(Records excerpted from a collection)
────────────────────
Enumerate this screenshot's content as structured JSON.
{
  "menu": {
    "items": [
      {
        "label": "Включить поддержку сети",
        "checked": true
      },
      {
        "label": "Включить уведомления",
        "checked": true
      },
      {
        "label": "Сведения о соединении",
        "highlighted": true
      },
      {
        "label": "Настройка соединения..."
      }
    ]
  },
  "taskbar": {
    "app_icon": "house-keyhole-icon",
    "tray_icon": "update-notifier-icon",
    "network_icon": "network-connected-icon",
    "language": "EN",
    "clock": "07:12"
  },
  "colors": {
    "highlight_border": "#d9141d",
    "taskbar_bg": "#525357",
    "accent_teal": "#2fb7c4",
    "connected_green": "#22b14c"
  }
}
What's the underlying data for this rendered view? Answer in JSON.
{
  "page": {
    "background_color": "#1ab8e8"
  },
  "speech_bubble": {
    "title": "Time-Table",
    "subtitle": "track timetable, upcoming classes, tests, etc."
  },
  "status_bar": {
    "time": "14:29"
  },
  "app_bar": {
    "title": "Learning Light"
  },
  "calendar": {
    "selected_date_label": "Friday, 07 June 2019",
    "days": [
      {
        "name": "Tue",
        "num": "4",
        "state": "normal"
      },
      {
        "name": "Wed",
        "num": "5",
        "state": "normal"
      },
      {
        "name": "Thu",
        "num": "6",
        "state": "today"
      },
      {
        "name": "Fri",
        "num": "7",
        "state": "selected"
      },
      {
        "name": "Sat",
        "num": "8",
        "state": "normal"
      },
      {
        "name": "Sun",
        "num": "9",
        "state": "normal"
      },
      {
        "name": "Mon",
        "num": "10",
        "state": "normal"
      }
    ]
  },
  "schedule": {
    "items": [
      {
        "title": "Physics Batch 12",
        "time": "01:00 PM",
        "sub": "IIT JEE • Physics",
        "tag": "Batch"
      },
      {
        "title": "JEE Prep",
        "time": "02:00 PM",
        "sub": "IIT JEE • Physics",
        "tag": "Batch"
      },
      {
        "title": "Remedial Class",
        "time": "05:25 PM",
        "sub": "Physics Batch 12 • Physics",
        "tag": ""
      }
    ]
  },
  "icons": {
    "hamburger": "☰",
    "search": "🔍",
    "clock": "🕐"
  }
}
────────────────────
§ **Task directions**
Reproduce each entry exactly, leaving out nothing.

§ **Finished exercise**
Enumerate this screenshot's content as structured JSON.
{
  "menu": {
    "items": [
      {
        "label": "Включить поддержку сети",
        "checked": true
      },
      {
        "label": "Включить уведомления",
        "checked": true
      },
      {
        "label": "Сведения о соединении",
        "highlighted": true
      },
      {
        "label": "Настройка соединения..."
      }
    ]
  },
  "taskbar": {
    "app_icon": "house-keyhole-icon",
    "tray_icon": "update-notifier-icon",
    "network_icon": "network-connected-icon",
    "language": "EN",
    "clock": "07:12"
  },
  "colors": {
    "highlight_border": "#d9141d",
    "taskbar_bg": "#525357",
    "accent_teal": "#2fb7c4",
    "connected_green": "#22b14c"
  }
}
What's the underlying data for this rendered view? Answer in JSON.
{
  "page": {
    "background_color": "#1ab8e8"
  },
  "speech_bubble": {
    "title": "Time-Table",
    "subtitle": "track timetable, upcoming classes, tests, etc."
  },
  "status_bar": {
    "time": "14:29"
  },
  "app_bar": {
    "title": "Learning Light"
  },
  "calendar": {
    "selected_date_label": "Friday, 07 June 2019",
    "days": [
      {
        "name": "Tue",
        "num": "4",
        "state": "normal"
      },
      {
        "name": "Wed",
        "num": "5",
        "state": "normal"
      },
      {
        "name": "Thu",
        "num": "6",
        "state": "today"
      },
      {
        "name": "Fri",
        "num": "7",
        "state": "selected"
      },
      {
        "name": "Sat",
        "num": "8",
        "state": "normal"
      },
      {
        "name": "Sun",
        "num": "9",
        "state": "normal"
      },
      {
        "name": "Mon",
        "num": "10",
        "state": "normal"
      }
    ]
  },
  "schedule": {
    "items": [
      {
        "title": "Physics Batch 12",
        "time": "01:00 PM",
        "sub": "IIT JEE • Physics",
        "tag": "Batch"
      },
      {
        "title": "JEE Prep",
        "time": "02:00 PM",
        "sub": "IIT JEE • Physics",
        "tag": "Batch"
      },
      {
        "title": "Remedial Class",
        "time": "05:25 PM",
        "sub": "Physics Batch 12 • Physics",
        "tag": ""
      }
    ]
  },
  "icons": {
    "hamburger": "☰",
    "search": "🔍",
    "clock": "🕐"
  }
}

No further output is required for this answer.